Reproduce every line of the entries below verbatim, changing nothing.

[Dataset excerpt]

● ● ● ● ● ● ●

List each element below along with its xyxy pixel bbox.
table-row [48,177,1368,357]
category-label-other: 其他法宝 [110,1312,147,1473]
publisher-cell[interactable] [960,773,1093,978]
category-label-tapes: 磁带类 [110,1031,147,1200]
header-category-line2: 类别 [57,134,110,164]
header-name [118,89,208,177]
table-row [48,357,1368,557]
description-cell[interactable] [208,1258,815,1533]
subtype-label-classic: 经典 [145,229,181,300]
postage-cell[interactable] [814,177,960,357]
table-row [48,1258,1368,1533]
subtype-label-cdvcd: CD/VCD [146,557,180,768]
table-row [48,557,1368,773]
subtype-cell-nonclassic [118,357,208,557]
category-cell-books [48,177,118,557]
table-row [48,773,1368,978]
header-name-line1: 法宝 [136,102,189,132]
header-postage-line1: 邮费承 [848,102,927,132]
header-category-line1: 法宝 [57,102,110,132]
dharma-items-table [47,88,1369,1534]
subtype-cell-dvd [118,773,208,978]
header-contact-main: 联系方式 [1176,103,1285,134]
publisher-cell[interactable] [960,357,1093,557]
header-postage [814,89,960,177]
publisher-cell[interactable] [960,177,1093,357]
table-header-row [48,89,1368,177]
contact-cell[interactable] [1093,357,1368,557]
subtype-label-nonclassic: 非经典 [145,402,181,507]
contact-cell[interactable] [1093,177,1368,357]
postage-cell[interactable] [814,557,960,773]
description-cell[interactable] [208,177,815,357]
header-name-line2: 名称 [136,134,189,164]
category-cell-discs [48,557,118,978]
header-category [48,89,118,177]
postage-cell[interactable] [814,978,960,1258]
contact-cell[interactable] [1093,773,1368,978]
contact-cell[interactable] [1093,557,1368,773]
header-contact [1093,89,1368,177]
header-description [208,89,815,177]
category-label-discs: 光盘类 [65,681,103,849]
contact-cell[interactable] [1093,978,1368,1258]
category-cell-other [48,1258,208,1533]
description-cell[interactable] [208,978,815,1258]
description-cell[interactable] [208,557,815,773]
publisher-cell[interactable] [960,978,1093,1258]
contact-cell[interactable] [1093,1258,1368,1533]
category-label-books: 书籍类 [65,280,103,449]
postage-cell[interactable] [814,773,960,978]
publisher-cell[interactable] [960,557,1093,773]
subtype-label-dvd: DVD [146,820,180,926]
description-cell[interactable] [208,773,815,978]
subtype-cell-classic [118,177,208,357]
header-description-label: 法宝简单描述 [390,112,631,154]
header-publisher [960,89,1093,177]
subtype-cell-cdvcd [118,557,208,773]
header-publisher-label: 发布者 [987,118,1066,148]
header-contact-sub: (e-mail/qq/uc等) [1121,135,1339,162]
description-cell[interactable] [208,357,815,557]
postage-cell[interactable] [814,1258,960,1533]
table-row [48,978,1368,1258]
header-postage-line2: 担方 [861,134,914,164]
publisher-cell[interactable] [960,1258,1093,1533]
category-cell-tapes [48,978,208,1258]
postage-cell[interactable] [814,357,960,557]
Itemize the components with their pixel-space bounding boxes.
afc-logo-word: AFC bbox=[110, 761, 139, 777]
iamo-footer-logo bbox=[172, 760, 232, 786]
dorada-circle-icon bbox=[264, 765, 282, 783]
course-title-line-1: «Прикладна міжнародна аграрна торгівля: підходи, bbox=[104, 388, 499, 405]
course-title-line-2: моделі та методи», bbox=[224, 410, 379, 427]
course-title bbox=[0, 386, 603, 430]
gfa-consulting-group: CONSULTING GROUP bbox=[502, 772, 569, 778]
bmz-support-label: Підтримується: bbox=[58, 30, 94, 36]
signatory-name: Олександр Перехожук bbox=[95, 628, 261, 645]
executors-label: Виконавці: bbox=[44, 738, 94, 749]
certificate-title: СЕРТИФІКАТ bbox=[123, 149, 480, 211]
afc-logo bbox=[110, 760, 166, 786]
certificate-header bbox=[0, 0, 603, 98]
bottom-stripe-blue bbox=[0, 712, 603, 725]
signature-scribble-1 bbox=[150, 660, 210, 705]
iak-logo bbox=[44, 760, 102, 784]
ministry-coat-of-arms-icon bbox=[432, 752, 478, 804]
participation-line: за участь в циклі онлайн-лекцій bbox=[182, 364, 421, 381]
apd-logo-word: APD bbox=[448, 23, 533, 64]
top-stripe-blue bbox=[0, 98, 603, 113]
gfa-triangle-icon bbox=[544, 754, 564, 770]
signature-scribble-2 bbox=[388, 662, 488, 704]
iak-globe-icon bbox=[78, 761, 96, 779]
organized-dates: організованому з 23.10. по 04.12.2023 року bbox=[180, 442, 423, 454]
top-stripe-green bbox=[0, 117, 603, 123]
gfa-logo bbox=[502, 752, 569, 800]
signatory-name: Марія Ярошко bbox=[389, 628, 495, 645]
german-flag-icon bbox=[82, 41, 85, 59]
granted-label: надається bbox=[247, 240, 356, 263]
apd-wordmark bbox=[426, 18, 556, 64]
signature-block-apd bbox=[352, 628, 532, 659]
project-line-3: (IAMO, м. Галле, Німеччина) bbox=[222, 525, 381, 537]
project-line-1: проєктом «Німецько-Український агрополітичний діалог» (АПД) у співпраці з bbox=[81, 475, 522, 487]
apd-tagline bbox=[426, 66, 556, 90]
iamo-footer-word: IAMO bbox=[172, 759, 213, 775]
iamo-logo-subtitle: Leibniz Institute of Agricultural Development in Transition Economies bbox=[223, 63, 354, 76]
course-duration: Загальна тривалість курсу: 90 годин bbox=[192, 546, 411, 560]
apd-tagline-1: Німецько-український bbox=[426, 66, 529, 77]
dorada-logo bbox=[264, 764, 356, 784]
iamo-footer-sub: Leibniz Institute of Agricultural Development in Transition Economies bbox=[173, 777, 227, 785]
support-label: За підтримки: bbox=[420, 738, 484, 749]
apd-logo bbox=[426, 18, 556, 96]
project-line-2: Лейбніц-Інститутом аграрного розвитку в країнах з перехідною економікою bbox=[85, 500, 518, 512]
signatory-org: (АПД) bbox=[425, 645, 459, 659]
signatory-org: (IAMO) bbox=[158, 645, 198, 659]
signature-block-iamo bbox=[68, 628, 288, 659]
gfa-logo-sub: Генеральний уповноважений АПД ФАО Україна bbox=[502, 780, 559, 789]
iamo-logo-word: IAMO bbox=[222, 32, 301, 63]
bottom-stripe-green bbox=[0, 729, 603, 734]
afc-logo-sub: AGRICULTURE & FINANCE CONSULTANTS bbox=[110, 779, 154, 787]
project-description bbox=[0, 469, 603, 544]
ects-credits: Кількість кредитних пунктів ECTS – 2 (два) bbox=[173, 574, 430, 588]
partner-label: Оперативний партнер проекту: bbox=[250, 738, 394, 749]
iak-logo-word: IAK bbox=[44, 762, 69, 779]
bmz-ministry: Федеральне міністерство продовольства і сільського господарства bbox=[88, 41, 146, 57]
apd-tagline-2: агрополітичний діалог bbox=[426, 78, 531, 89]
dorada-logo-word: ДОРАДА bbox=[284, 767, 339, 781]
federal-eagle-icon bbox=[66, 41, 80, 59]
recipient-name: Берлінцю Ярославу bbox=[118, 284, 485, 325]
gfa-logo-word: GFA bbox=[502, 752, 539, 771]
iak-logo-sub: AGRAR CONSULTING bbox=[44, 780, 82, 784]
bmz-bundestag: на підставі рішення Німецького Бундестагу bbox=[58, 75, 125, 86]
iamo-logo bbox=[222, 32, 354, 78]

● ● ● ● ● ● ●

Response for this exercise:
List each element below along with its xyxy pixel bbox.
table-row [48,177,1368,357]
category-label-other: 其他法宝 [110,1312,147,1473]
publisher-cell[interactable] [960,773,1093,978]
category-label-tapes: 磁带类 [110,1031,147,1200]
header-category-line2: 类别 [57,134,110,164]
header-name [118,89,208,177]
table-row [48,357,1368,557]
description-cell[interactable] [208,1258,815,1533]
subtype-label-classic: 经典 [145,229,181,300]
postage-cell[interactable] [814,177,960,357]
table-row [48,1258,1368,1533]
subtype-label-cdvcd: CD/VCD [146,557,180,768]
table-row [48,557,1368,773]
subtype-cell-nonclassic [118,357,208,557]
category-cell-books [48,177,118,557]
table-row [48,773,1368,978]
header-name-line1: 法宝 [136,102,189,132]
header-postage-line1: 邮费承 [848,102,927,132]
header-category-line1: 法宝 [57,102,110,132]
dharma-items-table [47,88,1369,1534]
subtype-cell-dvd [118,773,208,978]
header-contact-main: 联系方式 [1176,103,1285,134]
publisher-cell[interactable] [960,357,1093,557]
header-postage [814,89,960,177]
publisher-cell[interactable] [960,177,1093,357]
table-header-row [48,89,1368,177]
contact-cell[interactable] [1093,357,1368,557]
subtype-label-nonclassic: 非经典 [145,402,181,507]
contact-cell[interactable] [1093,177,1368,357]
postage-cell[interactable] [814,557,960,773]
description-cell[interactable] [208,177,815,357]
header-name-line2: 名称 [136,134,189,164]
category-cell-discs [48,557,118,978]
header-category [48,89,118,177]
postage-cell[interactable] [814,978,960,1258]
contact-cell[interactable] [1093,773,1368,978]
contact-cell[interactable] [1093,557,1368,773]
header-contact [1093,89,1368,177]
header-description [208,89,815,177]
category-label-discs: 光盘类 [65,681,103,849]
contact-cell[interactable] [1093,978,1368,1258]
category-cell-other [48,1258,208,1533]
description-cell[interactable] [208,978,815,1258]
description-cell[interactable] [208,557,815,773]
publisher-cell[interactable] [960,978,1093,1258]
contact-cell[interactable] [1093,1258,1368,1533]
category-label-books: 书籍类 [65,280,103,449]
postage-cell[interactable] [814,773,960,978]
publisher-cell[interactable] [960,557,1093,773]
subtype-label-dvd: DVD [146,820,180,926]
description-cell[interactable] [208,773,815,978]
subtype-cell-classic [118,177,208,357]
header-description-label: 法宝简单描述 [390,112,631,154]
header-publisher [960,89,1093,177]
subtype-cell-cdvcd [118,557,208,773]
header-publisher-label: 发布者 [987,118,1066,148]
header-contact-sub: (e-mail/qq/uc等) [1121,135,1339,162]
description-cell[interactable] [208,357,815,557]
postage-cell[interactable] [814,1258,960,1533]
table-row [48,978,1368,1258]
header-postage-line2: 担方 [861,134,914,164]
publisher-cell[interactable] [960,1258,1093,1533]
category-cell-tapes [48,978,208,1258]
postage-cell[interactable] [814,357,960,557]
Itemize the components with their pixel-space bounding boxes.
afc-logo-word: AFC bbox=[110, 761, 139, 777]
iamo-footer-logo bbox=[172, 760, 232, 786]
dorada-circle-icon bbox=[264, 765, 282, 783]
course-title-line-1: «Прикладна міжнародна аграрна торгівля: підходи, bbox=[104, 388, 499, 405]
course-title-line-2: моделі та методи», bbox=[224, 410, 379, 427]
course-title bbox=[0, 386, 603, 430]
gfa-consulting-group: CONSULTING GROUP bbox=[502, 772, 569, 778]
bmz-support-label: Підтримується: bbox=[58, 30, 94, 36]
signatory-name: Олександр Перехожук bbox=[95, 628, 261, 645]
executors-label: Виконавці: bbox=[44, 738, 94, 749]
certificate-title: СЕРТИФІКАТ bbox=[123, 149, 480, 211]
afc-logo bbox=[110, 760, 166, 786]
certificate-header bbox=[0, 0, 603, 98]
bottom-stripe-blue bbox=[0, 712, 603, 725]
signature-scribble-1 bbox=[150, 660, 210, 705]
iak-logo bbox=[44, 760, 102, 784]
ministry-coat-of-arms-icon bbox=[432, 752, 478, 804]
participation-line: за участь в циклі онлайн-лекцій bbox=[182, 364, 421, 381]
apd-logo-word: APD bbox=[448, 23, 533, 64]
top-stripe-blue bbox=[0, 98, 603, 113]
gfa-triangle-icon bbox=[544, 754, 564, 770]
signature-scribble-2 bbox=[388, 662, 488, 704]
iak-globe-icon bbox=[78, 761, 96, 779]
organized-dates: організованому з 23.10. по 04.12.2023 року bbox=[180, 442, 423, 454]
top-stripe-green bbox=[0, 117, 603, 123]
gfa-logo bbox=[502, 752, 569, 800]
signatory-name: Марія Ярошко bbox=[389, 628, 495, 645]
german-flag-icon bbox=[82, 41, 85, 59]
granted-label: надається bbox=[247, 240, 356, 263]
apd-wordmark bbox=[426, 18, 556, 64]
signature-block-apd bbox=[352, 628, 532, 659]
project-line-3: (IAMO, м. Галле, Німеччина) bbox=[222, 525, 381, 537]
project-line-1: проєктом «Німецько-Український агрополітичний діалог» (АПД) у співпраці з bbox=[81, 475, 522, 487]
apd-tagline bbox=[426, 66, 556, 90]
iamo-footer-word: IAMO bbox=[172, 759, 213, 775]
iamo-logo-subtitle: Leibniz Institute of Agricultural Development in Transition Economies bbox=[223, 63, 354, 76]
course-duration: Загальна тривалість курсу: 90 годин bbox=[192, 546, 411, 560]
apd-tagline-1: Німецько-український bbox=[426, 66, 529, 77]
dorada-logo bbox=[264, 764, 356, 784]
iamo-footer-sub: Leibniz Institute of Agricultural Development in Transition Economies bbox=[173, 777, 227, 785]
support-label: За підтримки: bbox=[420, 738, 484, 749]
apd-logo bbox=[426, 18, 556, 96]
project-line-2: Лейбніц-Інститутом аграрного розвитку в країнах з перехідною економікою bbox=[85, 500, 518, 512]
signatory-org: (АПД) bbox=[425, 645, 459, 659]
signatory-org: (IAMO) bbox=[158, 645, 198, 659]
signature-block-iamo bbox=[68, 628, 288, 659]
gfa-logo-sub: Генеральний уповноважений АПД ФАО Україна bbox=[502, 780, 559, 789]
iamo-logo-word: IAMO bbox=[222, 32, 301, 63]
bottom-stripe-green bbox=[0, 729, 603, 734]
afc-logo-sub: AGRICULTURE & FINANCE CONSULTANTS bbox=[110, 779, 154, 787]
project-description bbox=[0, 469, 603, 544]
ects-credits: Кількість кредитних пунктів ECTS – 2 (два) bbox=[173, 574, 430, 588]
partner-label: Оперативний партнер проекту: bbox=[250, 738, 394, 749]
iak-logo-word: IAK bbox=[44, 762, 69, 779]
bmz-ministry: Федеральне міністерство продовольства і сільського господарства bbox=[88, 41, 146, 57]
apd-tagline-2: агрополітичний діалог bbox=[426, 78, 531, 89]
dorada-logo-word: ДОРАДА bbox=[284, 767, 339, 781]
federal-eagle-icon bbox=[66, 41, 80, 59]
recipient-name: Берлінцю Ярославу bbox=[118, 284, 485, 325]
gfa-logo-word: GFA bbox=[502, 752, 539, 771]
iak-logo-sub: AGRAR CONSULTING bbox=[44, 780, 82, 784]
bmz-bundestag: на підставі рішення Німецького Бундестагу bbox=[58, 75, 125, 86]
iamo-logo bbox=[222, 32, 354, 78]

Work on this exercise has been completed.